Copy out every record below, word for word.

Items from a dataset
········
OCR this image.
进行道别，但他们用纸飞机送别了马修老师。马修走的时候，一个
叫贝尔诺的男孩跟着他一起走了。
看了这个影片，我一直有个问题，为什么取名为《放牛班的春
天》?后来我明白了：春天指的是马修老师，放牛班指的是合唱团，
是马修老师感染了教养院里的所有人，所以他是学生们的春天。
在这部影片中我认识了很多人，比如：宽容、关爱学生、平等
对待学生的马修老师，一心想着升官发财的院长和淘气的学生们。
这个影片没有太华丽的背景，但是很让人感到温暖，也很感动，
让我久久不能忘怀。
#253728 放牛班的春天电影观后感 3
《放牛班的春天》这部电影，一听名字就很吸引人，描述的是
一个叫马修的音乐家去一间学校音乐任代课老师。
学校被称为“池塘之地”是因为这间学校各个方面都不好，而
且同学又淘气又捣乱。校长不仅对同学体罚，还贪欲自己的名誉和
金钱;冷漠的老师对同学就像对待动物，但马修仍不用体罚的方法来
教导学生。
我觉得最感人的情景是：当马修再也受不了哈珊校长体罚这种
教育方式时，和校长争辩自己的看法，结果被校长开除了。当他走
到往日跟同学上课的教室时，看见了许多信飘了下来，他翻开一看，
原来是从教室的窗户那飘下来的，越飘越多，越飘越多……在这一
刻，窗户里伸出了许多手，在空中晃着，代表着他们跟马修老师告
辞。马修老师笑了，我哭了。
········
__RESPONSE__:
OCR this image.
进行道别，但他们用纸飞机送别了马修老师。马修走的时候，一个
叫贝尔诺的男孩跟着他一起走了。
看了这个影片，我一直有个问题，为什么取名为《放牛班的春
天》?后来我明白了：春天指的是马修老师，放牛班指的是合唱团，
是马修老师感染了教养院里的所有人，所以他是学生们的春天。
在这部影片中我认识了很多人，比如：宽容、关爱学生、平等
对待学生的马修老师，一心想着升官发财的院长和淘气的学生们。
这个影片没有太华丽的背景，但是很让人感到温暖，也很感动，
让我久久不能忘怀。
#253728 放牛班的春天电影观后感 3
《放牛班的春天》这部电影，一听名字就很吸引人，描述的是
一个叫马修的音乐家去一间学校音乐任代课老师。
学校被称为“池塘之地”是因为这间学校各个方面都不好，而
且同学又淘气又捣乱。校长不仅对同学体罚，还贪欲自己的名誉和
金钱;冷漠的老师对同学就像对待动物，但马修仍不用体罚的方法来
教导学生。
我觉得最感人的情景是：当马修再也受不了哈珊校长体罚这种
教育方式时，和校长争辩自己的看法，结果被校长开除了。当他走
到往日跟同学上课的教室时，看见了许多信飘了下来，他翻开一看，
原来是从教室的窗户那飘下来的，越飘越多，越飘越多……在这一
刻，窗户里伸出了许多手，在空中晃着，代表着他们跟马修老师告
辞。马修老师笑了，我哭了。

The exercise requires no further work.